- [EXERCISE OBJECTIVE] Only the number is needed: how many lines contain the word "SIMPLE"?
----- RECORDS PROVIDED -----
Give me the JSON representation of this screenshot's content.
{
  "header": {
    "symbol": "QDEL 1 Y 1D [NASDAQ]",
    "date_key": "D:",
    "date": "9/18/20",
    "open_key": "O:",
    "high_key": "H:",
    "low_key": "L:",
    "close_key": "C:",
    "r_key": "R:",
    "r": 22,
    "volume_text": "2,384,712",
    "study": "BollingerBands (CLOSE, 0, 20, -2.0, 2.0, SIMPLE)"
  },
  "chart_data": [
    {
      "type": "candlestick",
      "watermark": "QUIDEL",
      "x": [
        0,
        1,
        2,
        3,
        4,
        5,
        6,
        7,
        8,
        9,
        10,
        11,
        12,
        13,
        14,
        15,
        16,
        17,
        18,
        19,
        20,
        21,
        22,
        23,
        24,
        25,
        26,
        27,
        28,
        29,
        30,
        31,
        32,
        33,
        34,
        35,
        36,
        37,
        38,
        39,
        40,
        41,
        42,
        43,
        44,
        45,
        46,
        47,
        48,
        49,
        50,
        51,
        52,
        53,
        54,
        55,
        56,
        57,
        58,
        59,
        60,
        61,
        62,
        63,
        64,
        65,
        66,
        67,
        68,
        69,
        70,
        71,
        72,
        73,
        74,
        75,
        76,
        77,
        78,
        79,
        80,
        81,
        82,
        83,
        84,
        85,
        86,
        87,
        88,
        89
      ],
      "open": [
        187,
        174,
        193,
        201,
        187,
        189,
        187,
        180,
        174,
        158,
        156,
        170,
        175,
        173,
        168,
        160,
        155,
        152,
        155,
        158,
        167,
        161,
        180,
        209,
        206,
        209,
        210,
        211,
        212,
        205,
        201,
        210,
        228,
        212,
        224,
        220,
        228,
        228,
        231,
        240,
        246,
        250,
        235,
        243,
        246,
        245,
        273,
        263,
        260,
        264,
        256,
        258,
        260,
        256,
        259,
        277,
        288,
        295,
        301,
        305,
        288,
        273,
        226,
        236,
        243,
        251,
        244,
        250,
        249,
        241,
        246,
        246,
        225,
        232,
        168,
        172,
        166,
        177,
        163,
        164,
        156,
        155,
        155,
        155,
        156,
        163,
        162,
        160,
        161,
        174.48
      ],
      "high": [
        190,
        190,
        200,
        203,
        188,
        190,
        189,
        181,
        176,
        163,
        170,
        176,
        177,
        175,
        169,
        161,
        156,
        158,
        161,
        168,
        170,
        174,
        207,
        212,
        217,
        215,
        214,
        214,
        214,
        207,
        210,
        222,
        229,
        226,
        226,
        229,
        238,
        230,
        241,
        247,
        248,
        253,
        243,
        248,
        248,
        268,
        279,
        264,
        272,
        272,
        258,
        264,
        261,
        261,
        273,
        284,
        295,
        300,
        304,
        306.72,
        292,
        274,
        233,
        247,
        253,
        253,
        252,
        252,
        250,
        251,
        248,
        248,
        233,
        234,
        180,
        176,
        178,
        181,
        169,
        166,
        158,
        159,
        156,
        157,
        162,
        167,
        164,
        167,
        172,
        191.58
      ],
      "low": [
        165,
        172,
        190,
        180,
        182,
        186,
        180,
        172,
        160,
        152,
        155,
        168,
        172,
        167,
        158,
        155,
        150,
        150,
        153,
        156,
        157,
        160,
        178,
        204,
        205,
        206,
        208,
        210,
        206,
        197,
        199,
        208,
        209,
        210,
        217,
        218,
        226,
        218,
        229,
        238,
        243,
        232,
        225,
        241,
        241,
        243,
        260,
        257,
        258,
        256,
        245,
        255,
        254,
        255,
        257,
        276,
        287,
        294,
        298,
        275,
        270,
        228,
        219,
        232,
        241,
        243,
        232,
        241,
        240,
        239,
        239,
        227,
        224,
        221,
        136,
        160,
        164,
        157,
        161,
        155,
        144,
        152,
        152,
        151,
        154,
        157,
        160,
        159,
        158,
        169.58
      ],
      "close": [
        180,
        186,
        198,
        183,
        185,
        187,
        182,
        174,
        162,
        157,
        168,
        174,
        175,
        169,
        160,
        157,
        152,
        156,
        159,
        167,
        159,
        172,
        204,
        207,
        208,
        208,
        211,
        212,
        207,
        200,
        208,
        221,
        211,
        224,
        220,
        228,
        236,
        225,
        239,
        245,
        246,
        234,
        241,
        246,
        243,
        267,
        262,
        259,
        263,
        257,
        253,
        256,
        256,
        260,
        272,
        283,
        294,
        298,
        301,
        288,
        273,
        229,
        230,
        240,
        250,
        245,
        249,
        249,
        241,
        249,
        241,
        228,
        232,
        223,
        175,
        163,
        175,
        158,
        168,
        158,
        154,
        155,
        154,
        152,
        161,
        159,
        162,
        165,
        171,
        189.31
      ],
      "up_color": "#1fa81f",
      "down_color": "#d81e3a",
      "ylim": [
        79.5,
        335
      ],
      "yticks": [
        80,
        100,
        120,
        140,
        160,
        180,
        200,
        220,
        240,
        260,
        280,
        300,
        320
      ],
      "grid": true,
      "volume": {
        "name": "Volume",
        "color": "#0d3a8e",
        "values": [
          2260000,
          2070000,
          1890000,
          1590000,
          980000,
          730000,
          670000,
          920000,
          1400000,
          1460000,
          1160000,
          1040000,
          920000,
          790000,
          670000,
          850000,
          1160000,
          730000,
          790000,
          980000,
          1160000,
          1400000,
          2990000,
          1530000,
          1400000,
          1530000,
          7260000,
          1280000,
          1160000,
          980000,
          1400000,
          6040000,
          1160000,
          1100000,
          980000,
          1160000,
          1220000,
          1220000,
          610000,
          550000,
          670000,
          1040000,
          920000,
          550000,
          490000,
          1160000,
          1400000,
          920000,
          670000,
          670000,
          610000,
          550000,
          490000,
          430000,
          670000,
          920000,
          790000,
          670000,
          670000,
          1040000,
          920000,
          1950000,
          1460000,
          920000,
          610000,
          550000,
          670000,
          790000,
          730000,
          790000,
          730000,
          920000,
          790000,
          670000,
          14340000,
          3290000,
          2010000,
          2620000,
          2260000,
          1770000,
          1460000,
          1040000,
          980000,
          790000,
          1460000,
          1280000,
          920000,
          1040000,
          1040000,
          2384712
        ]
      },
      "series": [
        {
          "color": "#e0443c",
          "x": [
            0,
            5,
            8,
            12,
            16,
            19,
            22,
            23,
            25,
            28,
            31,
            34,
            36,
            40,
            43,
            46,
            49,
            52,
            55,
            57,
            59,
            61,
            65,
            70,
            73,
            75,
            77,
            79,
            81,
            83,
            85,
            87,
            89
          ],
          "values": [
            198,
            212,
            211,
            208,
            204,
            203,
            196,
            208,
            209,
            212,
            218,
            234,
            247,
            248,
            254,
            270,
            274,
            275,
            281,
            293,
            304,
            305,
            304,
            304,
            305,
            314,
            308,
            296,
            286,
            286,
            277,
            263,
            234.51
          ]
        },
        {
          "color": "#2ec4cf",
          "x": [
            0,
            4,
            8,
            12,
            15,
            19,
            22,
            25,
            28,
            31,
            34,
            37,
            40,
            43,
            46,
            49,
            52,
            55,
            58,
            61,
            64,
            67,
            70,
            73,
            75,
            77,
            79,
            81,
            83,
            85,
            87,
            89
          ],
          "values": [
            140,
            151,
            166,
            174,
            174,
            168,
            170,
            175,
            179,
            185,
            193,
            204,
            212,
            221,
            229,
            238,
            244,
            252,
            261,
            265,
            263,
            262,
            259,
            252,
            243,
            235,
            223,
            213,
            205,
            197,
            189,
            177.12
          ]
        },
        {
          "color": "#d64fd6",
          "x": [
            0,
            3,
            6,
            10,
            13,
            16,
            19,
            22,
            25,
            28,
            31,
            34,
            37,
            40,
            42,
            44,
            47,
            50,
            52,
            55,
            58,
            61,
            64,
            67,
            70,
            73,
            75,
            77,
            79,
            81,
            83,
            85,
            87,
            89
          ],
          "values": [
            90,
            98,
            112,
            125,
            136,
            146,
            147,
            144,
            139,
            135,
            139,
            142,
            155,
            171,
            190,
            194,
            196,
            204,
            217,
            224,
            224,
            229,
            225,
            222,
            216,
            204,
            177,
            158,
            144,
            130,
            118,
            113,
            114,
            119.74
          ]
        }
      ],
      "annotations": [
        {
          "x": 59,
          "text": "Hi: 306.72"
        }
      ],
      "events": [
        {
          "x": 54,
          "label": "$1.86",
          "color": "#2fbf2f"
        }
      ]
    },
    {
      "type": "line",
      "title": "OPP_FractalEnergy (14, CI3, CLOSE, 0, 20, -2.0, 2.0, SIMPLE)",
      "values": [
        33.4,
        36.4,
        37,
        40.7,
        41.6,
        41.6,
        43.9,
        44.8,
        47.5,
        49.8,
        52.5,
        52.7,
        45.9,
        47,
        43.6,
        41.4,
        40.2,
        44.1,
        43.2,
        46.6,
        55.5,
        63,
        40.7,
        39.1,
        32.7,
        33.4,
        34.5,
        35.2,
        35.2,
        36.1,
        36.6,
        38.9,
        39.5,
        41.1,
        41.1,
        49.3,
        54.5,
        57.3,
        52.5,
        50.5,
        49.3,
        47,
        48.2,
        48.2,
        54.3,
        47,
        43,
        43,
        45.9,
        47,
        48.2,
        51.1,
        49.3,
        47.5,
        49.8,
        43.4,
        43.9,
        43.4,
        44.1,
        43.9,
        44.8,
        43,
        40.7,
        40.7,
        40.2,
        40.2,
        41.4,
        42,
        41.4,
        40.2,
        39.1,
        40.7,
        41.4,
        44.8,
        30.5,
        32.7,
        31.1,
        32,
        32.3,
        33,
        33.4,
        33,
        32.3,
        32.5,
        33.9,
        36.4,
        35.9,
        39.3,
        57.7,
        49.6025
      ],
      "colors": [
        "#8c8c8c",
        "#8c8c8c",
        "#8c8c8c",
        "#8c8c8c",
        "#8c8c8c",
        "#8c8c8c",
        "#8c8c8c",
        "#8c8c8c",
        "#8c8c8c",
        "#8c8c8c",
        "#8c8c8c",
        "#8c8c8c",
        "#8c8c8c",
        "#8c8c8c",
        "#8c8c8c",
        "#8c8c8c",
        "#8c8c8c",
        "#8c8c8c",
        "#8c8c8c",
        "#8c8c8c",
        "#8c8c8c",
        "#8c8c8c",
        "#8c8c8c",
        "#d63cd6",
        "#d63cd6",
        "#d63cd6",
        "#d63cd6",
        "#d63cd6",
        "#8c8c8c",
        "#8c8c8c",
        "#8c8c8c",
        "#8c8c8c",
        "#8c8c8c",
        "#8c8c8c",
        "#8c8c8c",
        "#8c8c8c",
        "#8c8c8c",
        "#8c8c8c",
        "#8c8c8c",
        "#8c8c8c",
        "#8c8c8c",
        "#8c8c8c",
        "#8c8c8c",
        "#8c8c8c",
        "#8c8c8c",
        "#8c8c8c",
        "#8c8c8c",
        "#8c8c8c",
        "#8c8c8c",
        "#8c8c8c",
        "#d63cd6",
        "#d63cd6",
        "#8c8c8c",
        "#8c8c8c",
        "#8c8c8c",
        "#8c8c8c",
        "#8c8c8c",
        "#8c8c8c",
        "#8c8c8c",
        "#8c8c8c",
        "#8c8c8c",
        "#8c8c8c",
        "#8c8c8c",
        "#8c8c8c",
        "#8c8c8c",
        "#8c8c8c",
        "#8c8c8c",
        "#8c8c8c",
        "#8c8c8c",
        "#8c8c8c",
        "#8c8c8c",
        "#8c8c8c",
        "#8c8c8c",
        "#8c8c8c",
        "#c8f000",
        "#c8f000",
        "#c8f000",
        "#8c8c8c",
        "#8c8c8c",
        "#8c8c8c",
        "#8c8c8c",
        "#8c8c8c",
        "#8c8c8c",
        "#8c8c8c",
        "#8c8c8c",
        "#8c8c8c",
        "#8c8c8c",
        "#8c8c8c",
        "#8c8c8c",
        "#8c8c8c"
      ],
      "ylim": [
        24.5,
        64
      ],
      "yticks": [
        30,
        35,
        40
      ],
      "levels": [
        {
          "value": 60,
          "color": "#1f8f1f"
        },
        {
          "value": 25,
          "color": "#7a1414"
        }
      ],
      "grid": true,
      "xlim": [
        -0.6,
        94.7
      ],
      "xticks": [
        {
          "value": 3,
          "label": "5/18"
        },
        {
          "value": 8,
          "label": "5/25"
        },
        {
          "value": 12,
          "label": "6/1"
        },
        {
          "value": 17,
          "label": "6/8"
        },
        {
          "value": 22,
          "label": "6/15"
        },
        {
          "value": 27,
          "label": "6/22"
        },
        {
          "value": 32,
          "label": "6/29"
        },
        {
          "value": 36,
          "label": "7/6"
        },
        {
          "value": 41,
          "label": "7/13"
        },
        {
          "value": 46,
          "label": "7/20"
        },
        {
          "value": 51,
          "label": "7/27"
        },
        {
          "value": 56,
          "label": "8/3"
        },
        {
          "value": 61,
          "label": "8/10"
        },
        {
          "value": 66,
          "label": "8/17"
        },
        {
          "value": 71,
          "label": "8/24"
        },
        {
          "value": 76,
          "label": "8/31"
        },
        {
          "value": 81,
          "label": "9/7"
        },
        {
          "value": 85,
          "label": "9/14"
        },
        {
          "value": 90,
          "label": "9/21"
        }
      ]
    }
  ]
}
-----
- [COMPLETED TASK] 2